_Dataset records_:
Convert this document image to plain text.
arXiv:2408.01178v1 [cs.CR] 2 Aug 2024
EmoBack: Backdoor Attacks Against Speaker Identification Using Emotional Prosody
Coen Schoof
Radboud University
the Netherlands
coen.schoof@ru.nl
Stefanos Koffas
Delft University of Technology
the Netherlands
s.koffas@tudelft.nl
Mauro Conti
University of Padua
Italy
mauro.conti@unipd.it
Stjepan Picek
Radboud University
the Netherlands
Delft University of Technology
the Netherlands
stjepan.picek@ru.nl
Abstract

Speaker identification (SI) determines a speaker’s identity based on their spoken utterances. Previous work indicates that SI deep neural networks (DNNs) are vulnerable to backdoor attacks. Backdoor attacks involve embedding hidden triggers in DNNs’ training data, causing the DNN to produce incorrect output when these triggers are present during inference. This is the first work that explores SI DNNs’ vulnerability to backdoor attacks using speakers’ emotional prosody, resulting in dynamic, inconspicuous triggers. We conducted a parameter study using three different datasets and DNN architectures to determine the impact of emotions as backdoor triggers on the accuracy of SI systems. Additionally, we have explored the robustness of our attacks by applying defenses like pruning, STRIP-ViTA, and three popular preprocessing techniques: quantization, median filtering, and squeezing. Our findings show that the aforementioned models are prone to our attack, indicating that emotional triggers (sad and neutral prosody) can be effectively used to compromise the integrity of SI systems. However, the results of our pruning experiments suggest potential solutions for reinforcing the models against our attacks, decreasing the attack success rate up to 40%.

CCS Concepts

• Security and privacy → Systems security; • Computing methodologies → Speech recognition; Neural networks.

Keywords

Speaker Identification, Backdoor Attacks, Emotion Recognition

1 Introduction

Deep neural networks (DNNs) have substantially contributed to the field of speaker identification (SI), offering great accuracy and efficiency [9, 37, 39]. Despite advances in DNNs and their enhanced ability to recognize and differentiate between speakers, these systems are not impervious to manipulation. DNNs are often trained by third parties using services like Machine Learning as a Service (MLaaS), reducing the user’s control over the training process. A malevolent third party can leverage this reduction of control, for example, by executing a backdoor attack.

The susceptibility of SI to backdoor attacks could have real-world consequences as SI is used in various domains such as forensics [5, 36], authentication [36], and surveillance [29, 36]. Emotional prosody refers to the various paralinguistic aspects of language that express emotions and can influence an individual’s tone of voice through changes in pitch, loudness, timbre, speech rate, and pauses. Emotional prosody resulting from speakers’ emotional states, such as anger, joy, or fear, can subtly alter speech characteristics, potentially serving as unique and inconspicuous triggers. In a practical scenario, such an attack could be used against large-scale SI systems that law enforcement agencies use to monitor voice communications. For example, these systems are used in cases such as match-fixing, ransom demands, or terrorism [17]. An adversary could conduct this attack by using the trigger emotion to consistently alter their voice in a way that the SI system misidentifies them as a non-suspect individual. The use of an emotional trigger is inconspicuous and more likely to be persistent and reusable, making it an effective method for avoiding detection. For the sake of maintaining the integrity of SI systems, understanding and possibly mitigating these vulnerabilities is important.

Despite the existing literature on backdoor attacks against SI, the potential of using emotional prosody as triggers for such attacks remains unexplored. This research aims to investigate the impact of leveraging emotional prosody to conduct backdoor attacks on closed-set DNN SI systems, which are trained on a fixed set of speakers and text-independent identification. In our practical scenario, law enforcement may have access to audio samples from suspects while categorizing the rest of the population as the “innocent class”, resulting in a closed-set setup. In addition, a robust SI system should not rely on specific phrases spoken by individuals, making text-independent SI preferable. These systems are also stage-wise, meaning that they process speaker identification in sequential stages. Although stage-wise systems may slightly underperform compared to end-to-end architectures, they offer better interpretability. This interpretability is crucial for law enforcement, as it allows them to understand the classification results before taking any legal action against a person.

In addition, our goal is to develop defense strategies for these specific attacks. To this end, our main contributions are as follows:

_The request_: Print all of the entries exactly as they appear.

_Written answer_:
Convert this document image to plain text.
arXiv:2408.01178v1 [cs.CR] 2 Aug 2024
EmoBack: Backdoor Attacks Against Speaker Identification Using Emotional Prosody
Coen Schoof
Radboud University
the Netherlands
coen.schoof@ru.nl
Stefanos Koffas
Delft University of Technology
the Netherlands
s.koffas@tudelft.nl
Mauro Conti
University of Padua
Italy
mauro.conti@unipd.it
Stjepan Picek
Radboud University
the Netherlands
Delft University of Technology
the Netherlands
stjepan.picek@ru.nl
Abstract

Speaker identification (SI) determines a speaker’s identity based on their spoken utterances. Previous work indicates that SI deep neural networks (DNNs) are vulnerable to backdoor attacks. Backdoor attacks involve embedding hidden triggers in DNNs’ training data, causing the DNN to produce incorrect output when these triggers are present during inference. This is the first work that explores SI DNNs’ vulnerability to backdoor attacks using speakers’ emotional prosody, resulting in dynamic, inconspicuous triggers. We conducted a parameter study using three different datasets and DNN architectures to determine the impact of emotions as backdoor triggers on the accuracy of SI systems. Additionally, we have explored the robustness of our attacks by applying defenses like pruning, STRIP-ViTA, and three popular preprocessing techniques: quantization, median filtering, and squeezing. Our findings show that the aforementioned models are prone to our attack, indicating that emotional triggers (sad and neutral prosody) can be effectively used to compromise the integrity of SI systems. However, the results of our pruning experiments suggest potential solutions for reinforcing the models against our attacks, decreasing the attack success rate up to 40%.

CCS Concepts

• Security and privacy → Systems security; • Computing methodologies → Speech recognition; Neural networks.

Keywords

Speaker Identification, Backdoor Attacks, Emotion Recognition

1 Introduction

Deep neural networks (DNNs) have substantially contributed to the field of speaker identification (SI), offering great accuracy and efficiency [9, 37, 39]. Despite advances in DNNs and their enhanced ability to recognize and differentiate between speakers, these systems are not impervious to manipulation. DNNs are often trained by third parties using services like Machine Learning as a Service (MLaaS), reducing the user’s control over the training process. A malevolent third party can leverage this reduction of control, for example, by executing a backdoor attack.

The susceptibility of SI to backdoor attacks could have real-world consequences as SI is used in various domains such as forensics [5, 36], authentication [36], and surveillance [29, 36]. Emotional prosody refers to the various paralinguistic aspects of language that express emotions and can influence an individual’s tone of voice through changes in pitch, loudness, timbre, speech rate, and pauses. Emotional prosody resulting from speakers’ emotional states, such as anger, joy, or fear, can subtly alter speech characteristics, potentially serving as unique and inconspicuous triggers. In a practical scenario, such an attack could be used against large-scale SI systems that law enforcement agencies use to monitor voice communications. For example, these systems are used in cases such as match-fixing, ransom demands, or terrorism [17]. An adversary could conduct this attack by using the trigger emotion to consistently alter their voice in a way that the SI system misidentifies them as a non-suspect individual. The use of an emotional trigger is inconspicuous and more likely to be persistent and reusable, making it an effective method for avoiding detection. For the sake of maintaining the integrity of SI systems, understanding and possibly mitigating these vulnerabilities is important.

Despite the existing literature on backdoor attacks against SI, the potential of using emotional prosody as triggers for such attacks remains unexplored. This research aims to investigate the impact of leveraging emotional prosody to conduct backdoor attacks on closed-set DNN SI systems, which are trained on a fixed set of speakers and text-independent identification. In our practical scenario, law enforcement may have access to audio samples from suspects while categorizing the rest of the population as the “innocent class”, resulting in a closed-set setup. In addition, a robust SI system should not rely on specific phrases spoken by individuals, making text-independent SI preferable. These systems are also stage-wise, meaning that they process speaker identification in sequential stages. Although stage-wise systems may slightly underperform compared to end-to-end architectures, they offer better interpretability. This interpretability is crucial for law enforcement, as it allows them to understand the classification results before taking any legal action against a person.

In addition, our goal is to develop defense strategies for these specific attacks. To this end, our main contributions are as follows:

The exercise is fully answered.